**Task description:** Print the records again, character for character.

**Information provided:**
┄┄┄┄┄┄┄┄┄┄┄┄┄┄┄┄┄┄┄┄

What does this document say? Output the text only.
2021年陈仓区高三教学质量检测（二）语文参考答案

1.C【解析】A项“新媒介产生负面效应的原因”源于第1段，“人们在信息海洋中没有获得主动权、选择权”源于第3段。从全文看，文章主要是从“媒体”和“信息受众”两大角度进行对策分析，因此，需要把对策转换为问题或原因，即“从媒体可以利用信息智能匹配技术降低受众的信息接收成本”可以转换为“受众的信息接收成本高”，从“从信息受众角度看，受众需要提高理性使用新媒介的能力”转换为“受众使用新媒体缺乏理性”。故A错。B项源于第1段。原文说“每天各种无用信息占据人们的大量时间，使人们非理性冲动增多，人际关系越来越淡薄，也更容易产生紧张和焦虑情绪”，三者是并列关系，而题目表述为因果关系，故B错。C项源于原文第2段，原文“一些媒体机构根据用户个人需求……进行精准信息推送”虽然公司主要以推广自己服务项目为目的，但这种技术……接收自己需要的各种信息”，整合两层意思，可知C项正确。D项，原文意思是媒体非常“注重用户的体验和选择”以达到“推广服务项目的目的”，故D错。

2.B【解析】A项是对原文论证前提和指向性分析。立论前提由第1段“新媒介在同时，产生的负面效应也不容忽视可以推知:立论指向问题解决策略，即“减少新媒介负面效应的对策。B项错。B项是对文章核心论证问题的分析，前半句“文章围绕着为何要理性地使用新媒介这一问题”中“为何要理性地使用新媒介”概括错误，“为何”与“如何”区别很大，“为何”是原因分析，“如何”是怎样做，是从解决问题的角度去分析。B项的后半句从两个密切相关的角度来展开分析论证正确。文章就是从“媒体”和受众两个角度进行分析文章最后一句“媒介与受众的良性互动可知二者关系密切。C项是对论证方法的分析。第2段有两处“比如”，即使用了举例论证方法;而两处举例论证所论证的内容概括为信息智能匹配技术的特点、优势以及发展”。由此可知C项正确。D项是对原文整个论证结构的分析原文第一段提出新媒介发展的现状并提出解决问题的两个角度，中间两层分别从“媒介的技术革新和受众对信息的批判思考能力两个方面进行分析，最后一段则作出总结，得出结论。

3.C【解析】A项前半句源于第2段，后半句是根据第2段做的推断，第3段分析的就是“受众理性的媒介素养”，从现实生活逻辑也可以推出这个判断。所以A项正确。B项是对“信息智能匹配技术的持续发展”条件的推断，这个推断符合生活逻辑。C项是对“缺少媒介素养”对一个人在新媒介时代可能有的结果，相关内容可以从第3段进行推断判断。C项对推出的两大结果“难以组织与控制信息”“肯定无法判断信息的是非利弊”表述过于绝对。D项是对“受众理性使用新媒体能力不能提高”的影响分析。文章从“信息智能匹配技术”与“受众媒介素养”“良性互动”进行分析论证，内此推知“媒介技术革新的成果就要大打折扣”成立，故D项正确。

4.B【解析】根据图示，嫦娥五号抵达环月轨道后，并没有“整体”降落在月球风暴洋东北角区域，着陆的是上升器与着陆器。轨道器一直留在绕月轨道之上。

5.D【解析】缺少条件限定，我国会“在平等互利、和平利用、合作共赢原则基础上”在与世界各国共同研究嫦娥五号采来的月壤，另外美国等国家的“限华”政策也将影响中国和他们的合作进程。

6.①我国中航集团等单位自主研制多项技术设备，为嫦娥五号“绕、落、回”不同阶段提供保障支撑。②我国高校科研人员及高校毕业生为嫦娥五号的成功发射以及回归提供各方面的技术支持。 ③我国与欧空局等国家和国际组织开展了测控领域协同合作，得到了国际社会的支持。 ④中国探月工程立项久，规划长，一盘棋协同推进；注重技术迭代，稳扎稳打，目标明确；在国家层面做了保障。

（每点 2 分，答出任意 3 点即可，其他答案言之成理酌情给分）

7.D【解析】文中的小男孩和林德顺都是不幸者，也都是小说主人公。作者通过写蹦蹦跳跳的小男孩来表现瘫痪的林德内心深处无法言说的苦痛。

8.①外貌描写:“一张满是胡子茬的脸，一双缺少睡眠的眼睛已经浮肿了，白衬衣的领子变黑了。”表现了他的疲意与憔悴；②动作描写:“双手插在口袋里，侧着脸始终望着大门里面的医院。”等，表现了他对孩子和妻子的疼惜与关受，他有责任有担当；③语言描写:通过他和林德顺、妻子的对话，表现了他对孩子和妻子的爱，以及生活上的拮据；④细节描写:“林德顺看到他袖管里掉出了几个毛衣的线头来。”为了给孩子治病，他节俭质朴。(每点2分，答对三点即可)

┄┄┄┄┄┄┄┄┄┄┄┄┄┄┄┄┄┄┄┄

**Output for this task:**
What does this document say? Output the text only.
2021年陈仓区高三教学质量检测（二）语文参考答案

1.C【解析】A项“新媒介产生负面效应的原因”源于第1段，“人们在信息海洋中没有获得主动权、选择权”源于第3段。从全文看，文章主要是从“媒体”和“信息受众”两大角度进行对策分析，因此，需要把对策转换为问题或原因，即“从媒体可以利用信息智能匹配技术降低受众的信息接收成本”可以转换为“受众的信息接收成本高”，从“从信息受众角度看，受众需要提高理性使用新媒介的能力”转换为“受众使用新媒体缺乏理性”。故A错。B项源于第1段。原文说“每天各种无用信息占据人们的大量时间，使人们非理性冲动增多，人际关系越来越淡薄，也更容易产生紧张和焦虑情绪”，三者是并列关系，而题目表述为因果关系，故B错。C项源于原文第2段，原文“一些媒体机构根据用户个人需求……进行精准信息推送”虽然公司主要以推广自己服务项目为目的，但这种技术……接收自己需要的各种信息”，整合两层意思，可知C项正确。D项，原文意思是媒体非常“注重用户的体验和选择”以达到“推广服务项目的目的”，故D错。

2.B【解析】A项是对原文论证前提和指向性分析。立论前提由第1段“新媒介在同时，产生的负面效应也不容忽视可以推知:立论指向问题解决策略，即“减少新媒介负面效应的对策。B项错。B项是对文章核心论证问题的分析，前半句“文章围绕着为何要理性地使用新媒介这一问题”中“为何要理性地使用新媒介”概括错误，“为何”与“如何”区别很大，“为何”是原因分析，“如何”是怎样做，是从解决问题的角度去分析。B项的后半句从两个密切相关的角度来展开分析论证正确。文章就是从“媒体”和受众两个角度进行分析文章最后一句“媒介与受众的良性互动可知二者关系密切。C项是对论证方法的分析。第2段有两处“比如”，即使用了举例论证方法;而两处举例论证所论证的内容概括为信息智能匹配技术的特点、优势以及发展”。由此可知C项正确。D项是对原文整个论证结构的分析原文第一段提出新媒介发展的现状并提出解决问题的两个角度，中间两层分别从“媒介的技术革新和受众对信息的批判思考能力两个方面进行分析，最后一段则作出总结，得出结论。

3.C【解析】A项前半句源于第2段，后半句是根据第2段做的推断，第3段分析的就是“受众理性的媒介素养”，从现实生活逻辑也可以推出这个判断。所以A项正确。B项是对“信息智能匹配技术的持续发展”条件的推断，这个推断符合生活逻辑。C项是对“缺少媒介素养”对一个人在新媒介时代可能有的结果，相关内容可以从第3段进行推断判断。C项对推出的两大结果“难以组织与控制信息”“肯定无法判断信息的是非利弊”表述过于绝对。D项是对“受众理性使用新媒体能力不能提高”的影响分析。文章从“信息智能匹配技术”与“受众媒介素养”“良性互动”进行分析论证，内此推知“媒介技术革新的成果就要大打折扣”成立，故D项正确。

4.B【解析】根据图示，嫦娥五号抵达环月轨道后，并没有“整体”降落在月球风暴洋东北角区域，着陆的是上升器与着陆器。轨道器一直留在绕月轨道之上。

5.D【解析】缺少条件限定，我国会“在平等互利、和平利用、合作共赢原则基础上”在与世界各国共同研究嫦娥五号采来的月壤，另外美国等国家的“限华”政策也将影响中国和他们的合作进程。

6.①我国中航集团等单位自主研制多项技术设备，为嫦娥五号“绕、落、回”不同阶段提供保障支撑。②我国高校科研人员及高校毕业生为嫦娥五号的成功发射以及回归提供各方面的技术支持。 ③我国与欧空局等国家和国际组织开展了测控领域协同合作，得到了国际社会的支持。 ④中国探月工程立项久，规划长，一盘棋协同推进；注重技术迭代，稳扎稳打，目标明确；在国家层面做了保障。

（每点 2 分，答出任意 3 点即可，其他答案言之成理酌情给分）

7.D【解析】文中的小男孩和林德顺都是不幸者，也都是小说主人公。作者通过写蹦蹦跳跳的小男孩来表现瘫痪的林德内心深处无法言说的苦痛。

8.①外貌描写:“一张满是胡子茬的脸，一双缺少睡眠的眼睛已经浮肿了，白衬衣的领子变黑了。”表现了他的疲意与憔悴；②动作描写:“双手插在口袋里，侧着脸始终望着大门里面的医院。”等，表现了他对孩子和妻子的疼惜与关受，他有责任有担当；③语言描写:通过他和林德顺、妻子的对话，表现了他对孩子和妻子的爱，以及生活上的拮据；④细节描写:“林德顺看到他袖管里掉出了几个毛衣的线头来。”为了给孩子治病，他节俭质朴。(每点2分，答对三点即可)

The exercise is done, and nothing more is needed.